Instructions for the task: Send each entry back exactly as given, pictures excluded.

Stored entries
• • • •
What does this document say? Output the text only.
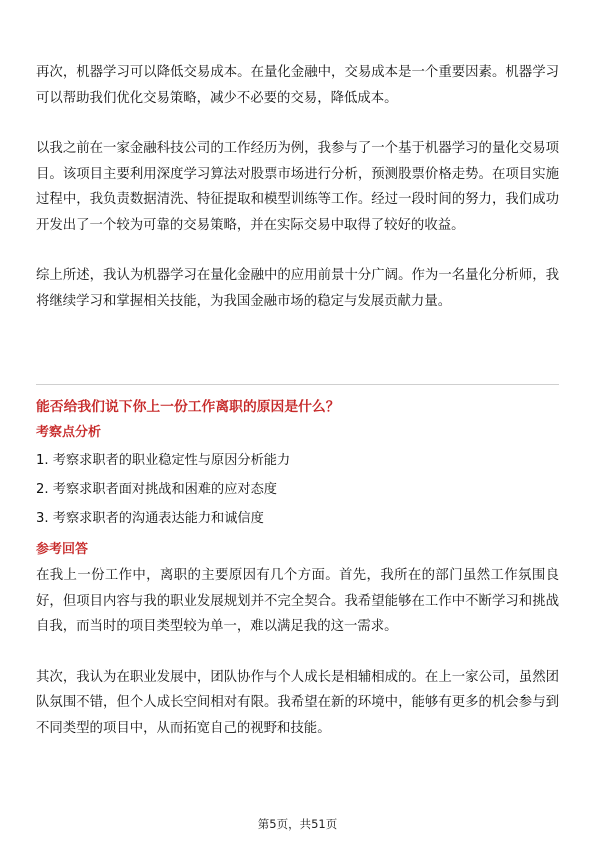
再次，机器学习可以降低交易成本。在量化金融中，交易成本是一个重要因素。机器学习可以帮助我们优化交易策略，减少不必要的交易，降低成本。

以我之前在一家金融科技公司的工作经历为例，我参与了一个基于机器学习的量化交易项目。该项目主要利用深度学习算法对股票市场进行分析，预测股票价格走势。在项目实施过程中，我负责数据清洗、特征提取和模型训练等工作。经过一段时间的努力，我们成功开发出了一个较为可靠的交易策略，并在实际交易中取得了较好的收益。

综上所述，我认为机器学习在量化金融中的应用前景十分广阔。作为一名量化分析师，我将继续学习和掌握相关技能，为我国金融市场的稳定与发展贡献力量。

能否给我们说下你上一份工作离职的原因是什么？

考察点分析

1. 考察求职者的职业稳定性与原因分析能力
2. 考察求职者面对挑战和困难的应对态度
3. 考察求职者的沟通表达能力和诚信度

参考回答

在我上一份工作中，离职的主要原因有几个方面。首先，我所在的部门虽然工作氛围良好，但项目内容与我的职业发展规划并不完全契合。我希望能够在工作中不断学习和挑战自我，而当时的项目类型较为单一，难以满足我的这一需求。

其次，我认为在职业发展中，团队协作与个人成长是相辅相成的。在上一家公司，虽然团队氛围不错，但个人成长空间相对有限。我希望在新的环境中，能够有更多的机会参与到不同类型的项目中，从而拓宽自己的视野和技能。

第5页，共51页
• • • •
The completed task:
What does this document say? Output the text only.
再次，机器学习可以降低交易成本。在量化金融中，交易成本是一个重要因素。机器学习可以帮助我们优化交易策略，减少不必要的交易，降低成本。

以我之前在一家金融科技公司的工作经历为例，我参与了一个基于机器学习的量化交易项目。该项目主要利用深度学习算法对股票市场进行分析，预测股票价格走势。在项目实施过程中，我负责数据清洗、特征提取和模型训练等工作。经过一段时间的努力，我们成功开发出了一个较为可靠的交易策略，并在实际交易中取得了较好的收益。

综上所述，我认为机器学习在量化金融中的应用前景十分广阔。作为一名量化分析师，我将继续学习和掌握相关技能，为我国金融市场的稳定与发展贡献力量。

能否给我们说下你上一份工作离职的原因是什么？

考察点分析

1. 考察求职者的职业稳定性与原因分析能力
2. 考察求职者面对挑战和困难的应对态度
3. 考察求职者的沟通表达能力和诚信度

参考回答

在我上一份工作中，离职的主要原因有几个方面。首先，我所在的部门虽然工作氛围良好，但项目内容与我的职业发展规划并不完全契合。我希望能够在工作中不断学习和挑战自我，而当时的项目类型较为单一，难以满足我的这一需求。

其次，我认为在职业发展中，团队协作与个人成长是相辅相成的。在上一家公司，虽然团队氛围不错，但个人成长空间相对有限。我希望在新的环境中，能够有更多的机会参与到不同类型的项目中，从而拓宽自己的视野和技能。

第5页，共51页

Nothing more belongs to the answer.